**Set problem**
Only the pictures stay out; every record is to be quoted exactly.

--- begin Excerpted data ---

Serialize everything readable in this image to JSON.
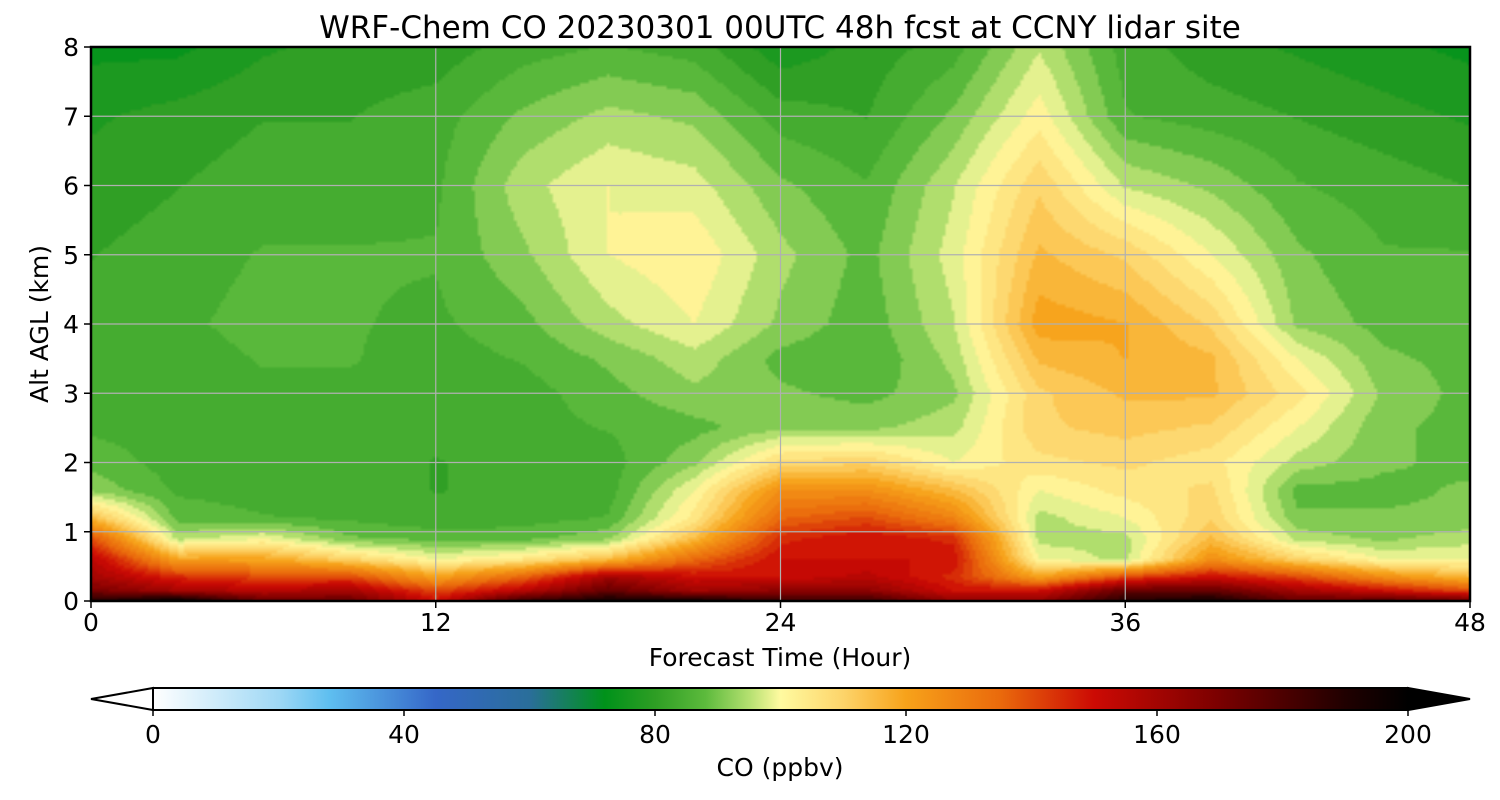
{
  "chart_data": {
    "type": "heatmap",
    "title": "WRF-Chem CO  20230301 00UTC 48h fcst at CCNY lidar site",
    "xlabel": "Forecast Time (Hour)",
    "ylabel": "Alt AGL (km)",
    "xlim": [
      0,
      48
    ],
    "ylim": [
      0,
      8
    ],
    "x_ticks": [
      "0",
      "12",
      "24",
      "36",
      "48"
    ],
    "y_ticks": [
      "0",
      "1",
      "2",
      "3",
      "4",
      "5",
      "6",
      "7",
      "8"
    ],
    "grid": true,
    "colorbar": {
      "label": "CO  (ppbv)",
      "orientation": "horizontal",
      "placement": "bottom",
      "range": [
        0,
        200
      ],
      "extend": "both",
      "ticks": [
        "0",
        "40",
        "80",
        "120",
        "160",
        "200"
      ],
      "stops": [
        {
          "value": 0,
          "color": "#ffffff"
        },
        {
          "value": 20,
          "color": "#9fd8f5"
        },
        {
          "value": 28,
          "color": "#5fbff0"
        },
        {
          "value": 45,
          "color": "#3567c8"
        },
        {
          "value": 60,
          "color": "#2a6e9a"
        },
        {
          "value": 72,
          "color": "#00921a"
        },
        {
          "value": 80,
          "color": "#2e9e24"
        },
        {
          "value": 88,
          "color": "#5cba3c"
        },
        {
          "value": 95,
          "color": "#b4e070"
        },
        {
          "value": 100,
          "color": "#fffaa0"
        },
        {
          "value": 110,
          "color": "#fdd46a"
        },
        {
          "value": 120,
          "color": "#f7a21a"
        },
        {
          "value": 135,
          "color": "#ea6a0c"
        },
        {
          "value": 150,
          "color": "#cc0a04"
        },
        {
          "value": 170,
          "color": "#7a0000"
        },
        {
          "value": 190,
          "color": "#200000"
        },
        {
          "value": 200,
          "color": "#000000"
        }
      ]
    },
    "field_hours": [
      0,
      3,
      6,
      9,
      12,
      15,
      18,
      21,
      24,
      27,
      30,
      33,
      36,
      39,
      42,
      45,
      48
    ],
    "field_altitudes_km": [
      0,
      0.15,
      0.35,
      0.6,
      0.9,
      1.2,
      1.6,
      2,
      2.5,
      3,
      3.5,
      4,
      5,
      6,
      7,
      8
    ],
    "field_ppbv": [
      [
        190,
        200,
        175,
        175,
        150,
        185,
        195,
        195,
        185,
        185,
        165,
        165,
        190,
        195,
        175,
        180,
        175
      ],
      [
        170,
        160,
        155,
        160,
        140,
        155,
        175,
        160,
        165,
        165,
        150,
        150,
        175,
        175,
        160,
        150,
        140
      ],
      [
        160,
        145,
        140,
        140,
        120,
        135,
        160,
        150,
        150,
        155,
        145,
        120,
        140,
        150,
        140,
        125,
        115
      ],
      [
        155,
        120,
        120,
        110,
        100,
        105,
        115,
        135,
        150,
        150,
        150,
        100,
        95,
        125,
        110,
        100,
        100
      ],
      [
        140,
        95,
        100,
        90,
        88,
        88,
        92,
        115,
        145,
        150,
        145,
        95,
        95,
        115,
        95,
        92,
        95
      ],
      [
        115,
        88,
        86,
        85,
        83,
        84,
        86,
        105,
        135,
        140,
        128,
        95,
        100,
        110,
        90,
        90,
        90
      ],
      [
        92,
        85,
        84,
        84,
        82,
        83,
        84,
        100,
        125,
        125,
        115,
        100,
        105,
        108,
        88,
        88,
        90
      ],
      [
        88,
        84,
        84,
        84,
        82,
        83,
        84,
        92,
        108,
        110,
        100,
        106,
        108,
        105,
        95,
        90,
        88
      ],
      [
        85,
        84,
        85,
        84,
        83,
        84,
        86,
        88,
        92,
        92,
        95,
        110,
        112,
        110,
        100,
        90,
        88
      ],
      [
        85,
        84,
        85,
        85,
        83,
        84,
        88,
        92,
        90,
        88,
        92,
        110,
        115,
        115,
        105,
        92,
        88
      ],
      [
        84,
        84,
        86,
        86,
        84,
        86,
        90,
        95,
        88,
        86,
        94,
        115,
        118,
        115,
        100,
        90,
        88
      ],
      [
        84,
        85,
        87,
        86,
        85,
        88,
        95,
        100,
        92,
        87,
        96,
        120,
        118,
        110,
        92,
        88,
        87
      ],
      [
        82,
        84,
        86,
        86,
        86,
        92,
        100,
        103,
        94,
        88,
        98,
        115,
        110,
        100,
        90,
        86,
        86
      ],
      [
        80,
        82,
        84,
        84,
        85,
        95,
        100,
        98,
        90,
        86,
        96,
        110,
        96,
        92,
        86,
        84,
        82
      ],
      [
        78,
        80,
        82,
        82,
        84,
        90,
        94,
        92,
        84,
        82,
        90,
        102,
        86,
        84,
        82,
        80,
        78
      ],
      [
        74,
        74,
        78,
        80,
        80,
        84,
        86,
        84,
        76,
        80,
        84,
        96,
        84,
        80,
        78,
        76,
        74
      ]
    ]
  }
}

--- end Excerpted data ---

**Written response**
Serialize everything readable in this image to JSON.
{
  "chart_data": {
    "type": "heatmap",
    "title": "WRF-Chem CO  20230301 00UTC 48h fcst at CCNY lidar site",
    "xlabel": "Forecast Time (Hour)",
    "ylabel": "Alt AGL (km)",
    "xlim": [
      0,
      48
    ],
    "ylim": [
      0,
      8
    ],
    "x_ticks": [
      "0",
      "12",
      "24",
      "36",
      "48"
    ],
    "y_ticks": [
      "0",
      "1",
      "2",
      "3",
      "4",
      "5",
      "6",
      "7",
      "8"
    ],
    "grid": true,
    "colorbar": {
      "label": "CO  (ppbv)",
      "orientation": "horizontal",
      "placement": "bottom",
      "range": [
        0,
        200
      ],
      "extend": "both",
      "ticks": [
        "0",
        "40",
        "80",
        "120",
        "160",
        "200"
      ],
      "stops": [
        {
          "value": 0,
          "color": "#ffffff"
        },
        {
          "value": 20,
          "color": "#9fd8f5"
        },
        {
          "value": 28,
          "color": "#5fbff0"
        },
        {
          "value": 45,
          "color": "#3567c8"
        },
        {
          "value": 60,
          "color": "#2a6e9a"
        },
        {
          "value": 72,
          "color": "#00921a"
        },
        {
          "value": 80,
          "color": "#2e9e24"
        },
        {
          "value": 88,
          "color": "#5cba3c"
        },
        {
          "value": 95,
          "color": "#b4e070"
        },
        {
          "value": 100,
          "color": "#fffaa0"
        },
        {
          "value": 110,
          "color": "#fdd46a"
        },
        {
          "value": 120,
          "color": "#f7a21a"
        },
        {
          "value": 135,
          "color": "#ea6a0c"
        },
        {
          "value": 150,
          "color": "#cc0a04"
        },
        {
          "value": 170,
          "color": "#7a0000"
        },
        {
          "value": 190,
          "color": "#200000"
        },
        {
          "value": 200,
          "color": "#000000"
        }
      ]
    },
    "field_hours": [
      0,
      3,
      6,
      9,
      12,
      15,
      18,
      21,
      24,
      27,
      30,
      33,
      36,
      39,
      42,
      45,
      48
    ],
    "field_altitudes_km": [
      0,
      0.15,
      0.35,
      0.6,
      0.9,
      1.2,
      1.6,
      2,
      2.5,
      3,
      3.5,
      4,
      5,
      6,
      7,
      8
    ],
    "field_ppbv": [
      [
        190,
        200,
        175,
        175,
        150,
        185,
        195,
        195,
        185,
        185,
        165,
        165,
        190,
        195,
        175,
        180,
        175
      ],
      [
        170,
        160,
        155,
        160,
        140,
        155,
        175,
        160,
        165,
        165,
        150,
        150,
        175,
        175,
        160,
        150,
        140
      ],
      [
        160,
        145,
        140,
        140,
        120,
        135,
        160,
        150,
        150,
        155,
        145,
        120,
        140,
        150,
        140,
        125,
        115
      ],
      [
        155,
        120,
        120,
        110,
        100,
        105,
        115,
        135,
        150,
        150,
        150,
        100,
        95,
        125,
        110,
        100,
        100
      ],
      [
        140,
        95,
        100,
        90,
        88,
        88,
        92,
        115,
        145,
        150,
        145,
        95,
        95,
        115,
        95,
        92,
        95
      ],
      [
        115,
        88,
        86,
        85,
        83,
        84,
        86,
        105,
        135,
        140,
        128,
        95,
        100,
        110,
        90,
        90,
        90
      ],
      [
        92,
        85,
        84,
        84,
        82,
        83,
        84,
        100,
        125,
        125,
        115,
        100,
        105,
        108,
        88,
        88,
        90
      ],
      [
        88,
        84,
        84,
        84,
        82,
        83,
        84,
        92,
        108,
        110,
        100,
        106,
        108,
        105,
        95,
        90,
        88
      ],
      [
        85,
        84,
        85,
        84,
        83,
        84,
        86,
        88,
        92,
        92,
        95,
        110,
        112,
        110,
        100,
        90,
        88
      ],
      [
        85,
        84,
        85,
        85,
        83,
        84,
        88,
        92,
        90,
        88,
        92,
        110,
        115,
        115,
        105,
        92,
        88
      ],
      [
        84,
        84,
        86,
        86,
        84,
        86,
        90,
        95,
        88,
        86,
        94,
        115,
        118,
        115,
        100,
        90,
        88
      ],
      [
        84,
        85,
        87,
        86,
        85,
        88,
        95,
        100,
        92,
        87,
        96,
        120,
        118,
        110,
        92,
        88,
        87
      ],
      [
        82,
        84,
        86,
        86,
        86,
        92,
        100,
        103,
        94,
        88,
        98,
        115,
        110,
        100,
        90,
        86,
        86
      ],
      [
        80,
        82,
        84,
        84,
        85,
        95,
        100,
        98,
        90,
        86,
        96,
        110,
        96,
        92,
        86,
        84,
        82
      ],
      [
        78,
        80,
        82,
        82,
        84,
        90,
        94,
        92,
        84,
        82,
        90,
        102,
        86,
        84,
        82,
        80,
        78
      ],
      [
        74,
        74,
        78,
        80,
        80,
        84,
        86,
        84,
        76,
        80,
        84,
        96,
        84,
        80,
        78,
        76,
        74
      ]
    ]
  }
}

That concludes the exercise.